AIM: Print the entries that appear below, exactly as written and without their pictures.

INPUT FOR THIS TASK:
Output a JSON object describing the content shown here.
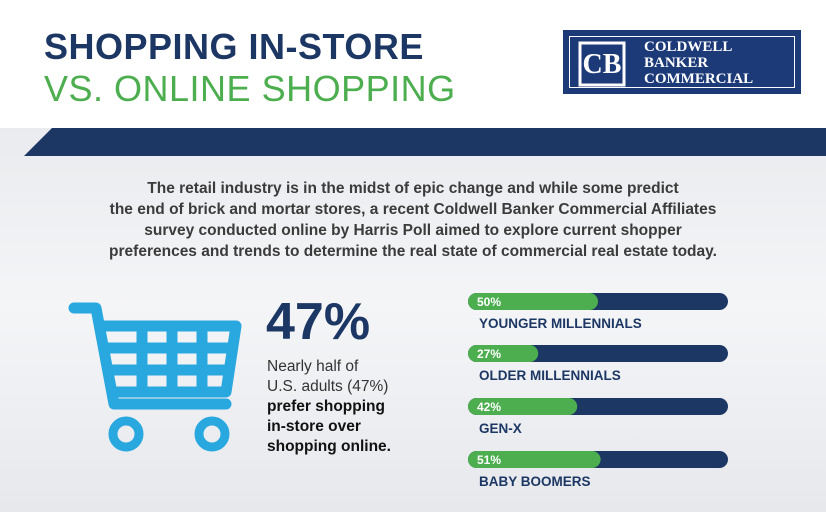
{
  "header": {
    "title_line1": "SHOPPING IN-STORE",
    "title_line2": "VS. ONLINE SHOPPING",
    "logo": [
      "COLDWELL",
      "BANKER",
      "COMMERCIAL"
    ]
  },
  "intro": [
    "The retail industry is in the midst of epic change and while some predict",
    "the end of brick and mortar stores, a recent Coldwell Banker Commercial Affiliates",
    "survey conducted online by Harris Poll aimed to explore current shopper",
    "preferences and trends to determine the real state of commercial real estate today."
  ],
  "stat": {
    "figure": "47%",
    "lines": [
      "Nearly half of",
      "U.S. adults (47%)"
    ],
    "bold_lines": [
      "prefer shopping",
      "in-store over",
      "shopping online."
    ]
  },
  "generations": {
    "categories": [
      "YOUNGER MILLENNIALS",
      "OLDER MILLENNIALS",
      "GEN-X",
      "BABY BOOMERS"
    ],
    "values": [
      50,
      27,
      42,
      51
    ],
    "value_labels": [
      "50%",
      "27%",
      "42%",
      "51%"
    ],
    "xlim": [
      0,
      100
    ],
    "color": "#4cae4f",
    "track_color": "#1c3764"
  }
}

EXPECTED ANSWER:
Output a JSON object describing the content shown here.
{
  "header": {
    "title_line1": "SHOPPING IN-STORE",
    "title_line2": "VS. ONLINE SHOPPING",
    "logo": [
      "COLDWELL",
      "BANKER",
      "COMMERCIAL"
    ]
  },
  "intro": [
    "The retail industry is in the midst of epic change and while some predict",
    "the end of brick and mortar stores, a recent Coldwell Banker Commercial Affiliates",
    "survey conducted online by Harris Poll aimed to explore current shopper",
    "preferences and trends to determine the real state of commercial real estate today."
  ],
  "stat": {
    "figure": "47%",
    "lines": [
      "Nearly half of",
      "U.S. adults (47%)"
    ],
    "bold_lines": [
      "prefer shopping",
      "in-store over",
      "shopping online."
    ]
  },
  "generations": {
    "categories": [
      "YOUNGER MILLENNIALS",
      "OLDER MILLENNIALS",
      "GEN-X",
      "BABY BOOMERS"
    ],
    "values": [
      50,
      27,
      42,
      51
    ],
    "value_labels": [
      "50%",
      "27%",
      "42%",
      "51%"
    ],
    "xlim": [
      0,
      100
    ],
    "color": "#4cae4f",
    "track_color": "#1c3764"
  }
}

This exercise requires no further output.